--- Task statement ---
Please give the count of lines holding the string "JSON" and nothing besides.

Begin

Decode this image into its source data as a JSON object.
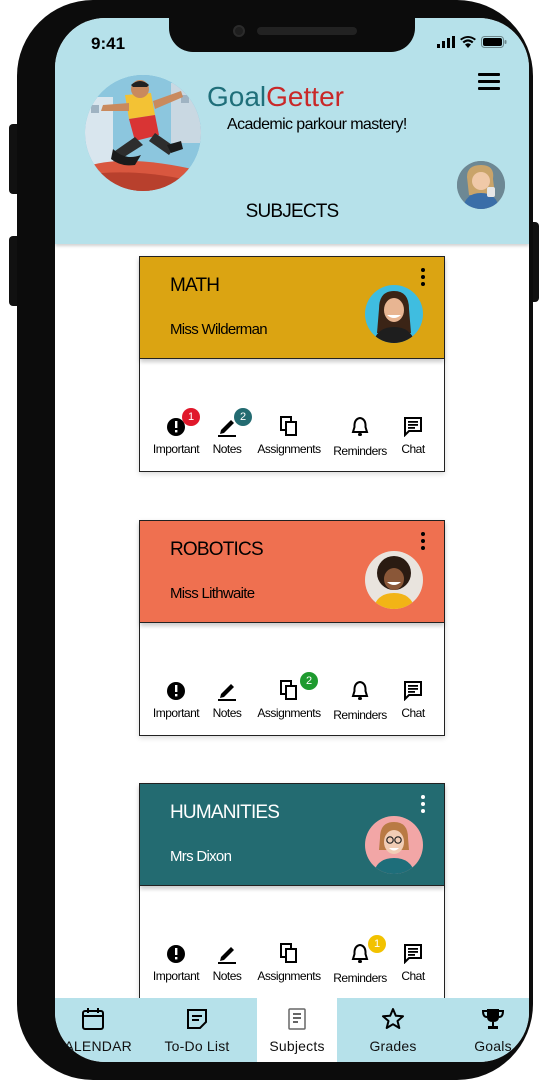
{
  "status": {
    "time": "9:41"
  },
  "app": {
    "name_part1": "Goal",
    "name_part2": "Getter",
    "tagline": "Academic parkour mastery!",
    "section_title": "SUBJECTS"
  },
  "subjects": [
    {
      "name": "MATH",
      "teacher": "Miss Wilderman",
      "color": "#dba412",
      "badges": {
        "important": "1",
        "notes": "2"
      },
      "actions": [
        "Important",
        "Notes",
        "Assignments",
        "Reminders",
        "Chat"
      ]
    },
    {
      "name": "ROBOTICS",
      "teacher": "Miss Lithwaite",
      "color": "#ef7050",
      "badges": {
        "assignments": "2"
      },
      "actions": [
        "Important",
        "Notes",
        "Assignments",
        "Reminders",
        "Chat"
      ]
    },
    {
      "name": "HUMANITIES",
      "teacher": "Mrs Dixon",
      "color": "#236b71",
      "badges": {
        "reminders": "1"
      },
      "actions": [
        "Important",
        "Notes",
        "Assignments",
        "Reminders",
        "Chat"
      ]
    }
  ],
  "badge_colors": {
    "important": "#e0182b",
    "notes": "#236b71",
    "assignments": "#1e9a2f",
    "reminders": "#f2c200"
  },
  "nav": [
    {
      "label": "CALENDAR",
      "icon": "calendar-icon"
    },
    {
      "label": "To-Do List",
      "icon": "todo-list-icon"
    },
    {
      "label": "Subjects",
      "icon": "subjects-icon",
      "active": true
    },
    {
      "label": "Grades",
      "icon": "star-icon"
    },
    {
      "label": "Goals",
      "icon": "trophy-icon"
    }
  ]
}
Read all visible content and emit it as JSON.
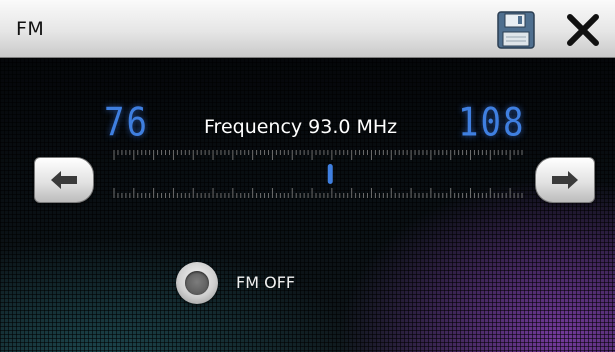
{
  "window": {
    "title": "FM"
  },
  "toolbar": {
    "save_icon": "floppy-disk-icon",
    "close_icon": "close-x-icon"
  },
  "tuner": {
    "min_frequency": "76",
    "max_frequency": "108",
    "frequency_label": "Frequency",
    "frequency_value": "93.0 MHz",
    "tuning_position": 0.53
  },
  "buttons": {
    "tune_down_icon": "arrow-left-icon",
    "tune_up_icon": "arrow-right-icon"
  },
  "fm_toggle": {
    "label": "FM OFF"
  },
  "colors": {
    "digit_blue": "#3f7fe0",
    "glow_purple": "#9646c8"
  }
}
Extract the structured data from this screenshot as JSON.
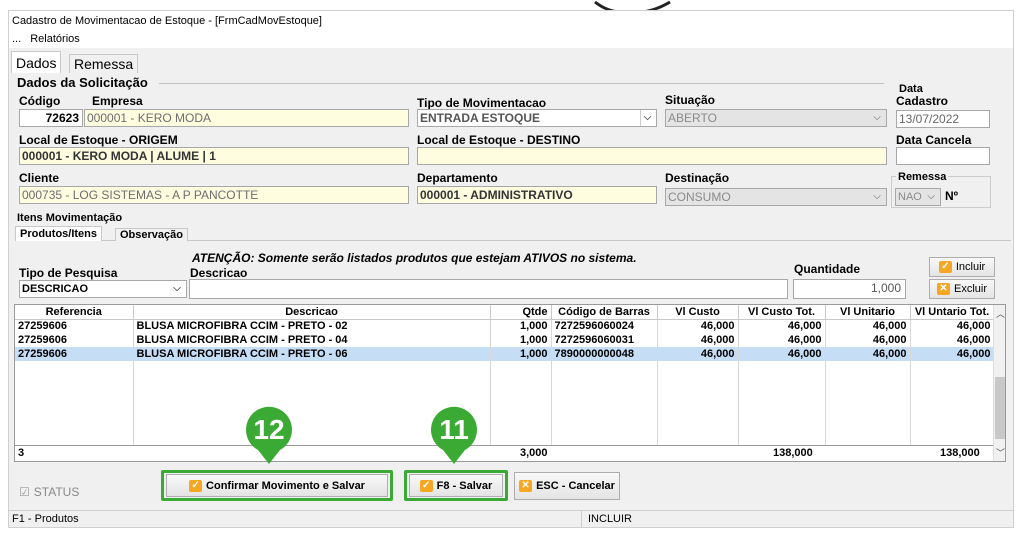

End

--- Solved problem ---
3